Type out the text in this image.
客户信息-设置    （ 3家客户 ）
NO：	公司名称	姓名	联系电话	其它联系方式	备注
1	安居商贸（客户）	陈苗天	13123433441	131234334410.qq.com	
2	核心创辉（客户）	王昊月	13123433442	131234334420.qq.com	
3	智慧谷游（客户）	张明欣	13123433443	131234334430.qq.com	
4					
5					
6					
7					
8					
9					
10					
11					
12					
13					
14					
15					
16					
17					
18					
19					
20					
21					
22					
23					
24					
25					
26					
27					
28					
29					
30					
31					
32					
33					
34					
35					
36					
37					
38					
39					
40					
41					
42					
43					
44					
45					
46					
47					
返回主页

= = = =

Please reproduce the entire listing, exactly as shown.

Type out the text in this image.
客户信息-设置    （ 3家客户 ）
NO：	公司名称	姓名	联系电话	其它联系方式	备注
1	安居商贸（客户）	陈苗天	13123433441	131234334410.qq.com	
2	核心创辉（客户）	王昊月	13123433442	131234334420.qq.com	
3	智慧谷游（客户）	张明欣	13123433443	131234334430.qq.com	
4					
5					
6					
7					
8					
9					
10					
11					
12					
13					
14					
15					
16					
17					
18					
19					
20					
21					
22					
23					
24					
25					
26					
27					
28					
29					
30					
31					
32					
33					
34					
35					
36					
37					
38					
39					
40					
41					
42					
43					
44					
45					
46					
47					
返回主页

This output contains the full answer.